**Records for processing**.
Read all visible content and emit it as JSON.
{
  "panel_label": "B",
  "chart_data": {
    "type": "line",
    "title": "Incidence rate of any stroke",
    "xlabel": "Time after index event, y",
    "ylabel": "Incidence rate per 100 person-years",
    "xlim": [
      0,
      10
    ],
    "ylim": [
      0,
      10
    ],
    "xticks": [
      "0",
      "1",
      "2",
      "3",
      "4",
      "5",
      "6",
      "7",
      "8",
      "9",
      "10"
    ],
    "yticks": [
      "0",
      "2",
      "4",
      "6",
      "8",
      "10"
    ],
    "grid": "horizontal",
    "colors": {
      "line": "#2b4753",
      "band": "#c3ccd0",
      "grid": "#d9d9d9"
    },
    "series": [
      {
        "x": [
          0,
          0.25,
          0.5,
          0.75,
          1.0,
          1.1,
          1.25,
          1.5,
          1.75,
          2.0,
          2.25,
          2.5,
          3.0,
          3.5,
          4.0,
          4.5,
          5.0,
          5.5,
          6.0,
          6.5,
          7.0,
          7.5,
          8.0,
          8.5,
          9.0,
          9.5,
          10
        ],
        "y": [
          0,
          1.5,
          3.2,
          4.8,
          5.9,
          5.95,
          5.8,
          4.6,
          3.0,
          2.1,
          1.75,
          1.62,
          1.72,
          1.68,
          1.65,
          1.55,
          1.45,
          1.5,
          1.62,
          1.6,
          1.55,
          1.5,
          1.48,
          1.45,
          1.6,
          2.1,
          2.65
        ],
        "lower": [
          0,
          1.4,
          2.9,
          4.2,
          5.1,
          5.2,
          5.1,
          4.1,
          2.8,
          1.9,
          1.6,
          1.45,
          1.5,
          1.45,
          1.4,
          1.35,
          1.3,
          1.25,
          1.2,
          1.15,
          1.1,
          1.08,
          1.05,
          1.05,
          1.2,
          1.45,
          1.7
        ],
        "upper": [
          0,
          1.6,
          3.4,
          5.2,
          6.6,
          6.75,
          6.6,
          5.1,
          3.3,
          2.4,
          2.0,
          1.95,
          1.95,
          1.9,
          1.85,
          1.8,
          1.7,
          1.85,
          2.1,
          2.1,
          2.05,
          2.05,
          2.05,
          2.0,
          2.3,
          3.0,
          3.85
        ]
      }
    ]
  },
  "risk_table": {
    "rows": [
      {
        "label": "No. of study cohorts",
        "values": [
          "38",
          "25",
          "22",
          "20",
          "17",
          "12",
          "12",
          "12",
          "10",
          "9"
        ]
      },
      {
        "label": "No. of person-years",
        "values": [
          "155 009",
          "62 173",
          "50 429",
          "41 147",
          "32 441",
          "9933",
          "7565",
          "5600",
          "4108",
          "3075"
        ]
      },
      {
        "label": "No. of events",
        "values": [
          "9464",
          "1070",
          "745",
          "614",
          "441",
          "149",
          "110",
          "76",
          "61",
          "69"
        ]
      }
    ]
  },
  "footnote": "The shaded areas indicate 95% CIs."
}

**The exercise**. Reproduce the full listing exactly.

**Correct output**.
Read all visible content and emit it as JSON.
{
  "panel_label": "B",
  "chart_data": {
    "type": "line",
    "title": "Incidence rate of any stroke",
    "xlabel": "Time after index event, y",
    "ylabel": "Incidence rate per 100 person-years",
    "xlim": [
      0,
      10
    ],
    "ylim": [
      0,
      10
    ],
    "xticks": [
      "0",
      "1",
      "2",
      "3",
      "4",
      "5",
      "6",
      "7",
      "8",
      "9",
      "10"
    ],
    "yticks": [
      "0",
      "2",
      "4",
      "6",
      "8",
      "10"
    ],
    "grid": "horizontal",
    "colors": {
      "line": "#2b4753",
      "band": "#c3ccd0",
      "grid": "#d9d9d9"
    },
    "series": [
      {
        "x": [
          0,
          0.25,
          0.5,
          0.75,
          1.0,
          1.1,
          1.25,
          1.5,
          1.75,
          2.0,
          2.25,
          2.5,
          3.0,
          3.5,
          4.0,
          4.5,
          5.0,
          5.5,
          6.0,
          6.5,
          7.0,
          7.5,
          8.0,
          8.5,
          9.0,
          9.5,
          10
        ],
        "y": [
          0,
          1.5,
          3.2,
          4.8,
          5.9,
          5.95,
          5.8,
          4.6,
          3.0,
          2.1,
          1.75,
          1.62,
          1.72,
          1.68,
          1.65,
          1.55,
          1.45,
          1.5,
          1.62,
          1.6,
          1.55,
          1.5,
          1.48,
          1.45,
          1.6,
          2.1,
          2.65
        ],
        "lower": [
          0,
          1.4,
          2.9,
          4.2,
          5.1,
          5.2,
          5.1,
          4.1,
          2.8,
          1.9,
          1.6,
          1.45,
          1.5,
          1.45,
          1.4,
          1.35,
          1.3,
          1.25,
          1.2,
          1.15,
          1.1,
          1.08,
          1.05,
          1.05,
          1.2,
          1.45,
          1.7
        ],
        "upper": [
          0,
          1.6,
          3.4,
          5.2,
          6.6,
          6.75,
          6.6,
          5.1,
          3.3,
          2.4,
          2.0,
          1.95,
          1.95,
          1.9,
          1.85,
          1.8,
          1.7,
          1.85,
          2.1,
          2.1,
          2.05,
          2.05,
          2.05,
          2.0,
          2.3,
          3.0,
          3.85
        ]
      }
    ]
  },
  "risk_table": {
    "rows": [
      {
        "label": "No. of study cohorts",
        "values": [
          "38",
          "25",
          "22",
          "20",
          "17",
          "12",
          "12",
          "12",
          "10",
          "9"
        ]
      },
      {
        "label": "No. of person-years",
        "values": [
          "155 009",
          "62 173",
          "50 429",
          "41 147",
          "32 441",
          "9933",
          "7565",
          "5600",
          "4108",
          "3075"
        ]
      },
      {
        "label": "No. of events",
        "values": [
          "9464",
          "1070",
          "745",
          "614",
          "441",
          "149",
          "110",
          "76",
          "61",
          "69"
        ]
      }
    ]
  },
  "footnote": "The shaded areas indicate 95% CIs."
}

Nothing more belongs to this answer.